### Task description
Identify every line in the records below that contains the word "WhatsApp", and copy each of those lines.

Saved entries:
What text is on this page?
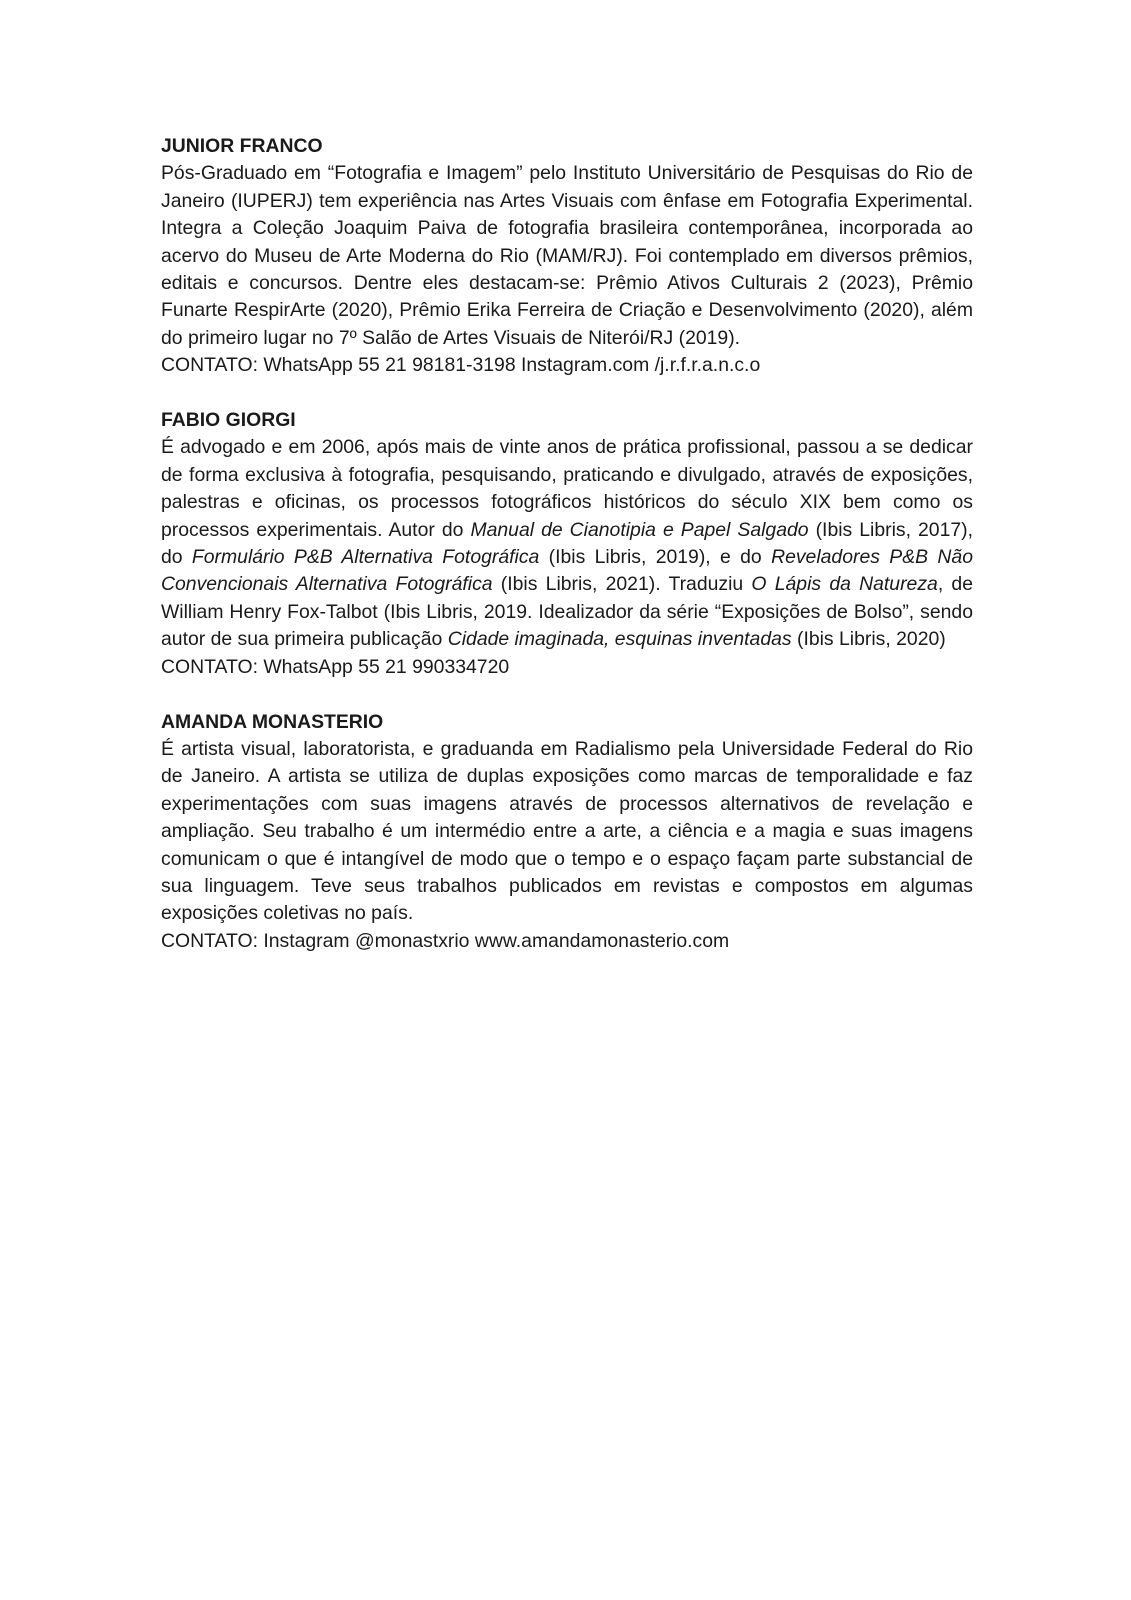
JUNIOR FRANCO

Pós-Graduado em “Fotografia e Imagem” pelo Instituto Universitário de Pesquisas do Rio de Janeiro (IUPERJ) tem experiência nas Artes Visuais com ênfase em Fotografia Experimental. Integra a Coleção Joaquim Paiva de fotografia brasileira contemporânea, incorporada ao acervo do Museu de Arte Moderna do Rio (MAM/RJ). Foi contemplado em diversos prêmios, editais e concursos. Dentre eles destacam-se: Prêmio Ativos Culturais 2 (2023), Prêmio Funarte RespirArte (2020), Prêmio Erika Ferreira de Criação e Desenvolvimento (2020), além do primeiro lugar no 7º Salão de Artes Visuais de Niterói/RJ (2019).

CONTATO: WhatsApp 55 21 98181-3198 Instagram.com /j.r.f.r.a.n.c.o

FABIO GIORGI

É advogado e em 2006, após mais de vinte anos de prática profissional, passou a se dedicar de forma exclusiva à fotografia, pesquisando, praticando e divulgado, através de exposições, palestras e oficinas, os processos fotográficos históricos do século XIX bem como os processos experimentais. Autor do Manual de Cianotipia e Papel Salgado (Ibis Libris, 2017), do Formulário P&B Alternativa Fotográfica (Ibis Libris, 2019), e do Reveladores P&B Não Convencionais Alternativa Fotográfica (Ibis Libris, 2021). Traduziu O Lápis da Natureza, de William Henry Fox-Talbot (Ibis Libris, 2019. Idealizador da série “Exposições de Bolso”, sendo autor de sua primeira publicação Cidade imaginada, esquinas inventadas (Ibis Libris, 2020)

CONTATO: WhatsApp 55 21 990334720

AMANDA MONASTERIO

É artista visual, laboratorista, e graduanda em Radialismo pela Universidade Federal do Rio de Janeiro. A artista se utiliza de duplas exposições como marcas de temporalidade e faz experimentações com suas imagens através de processos alternativos de revelação e ampliação. Seu trabalho é um intermédio entre a arte, a ciência e a magia e suas imagens comunicam o que é intangível de modo que o tempo e o espaço façam parte substancial de sua linguagem. Teve seus trabalhos publicados em revistas e compostos em algumas exposições coletivas no país.

CONTATO: Instagram @monastxrio www.amandamonasterio.com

### Response for this exercise
CONTATO: WhatsApp 55 21 98181-3198 Instagram.com /j.r.f.r.a.n.c.o
CONTATO: WhatsApp 55 21 990334720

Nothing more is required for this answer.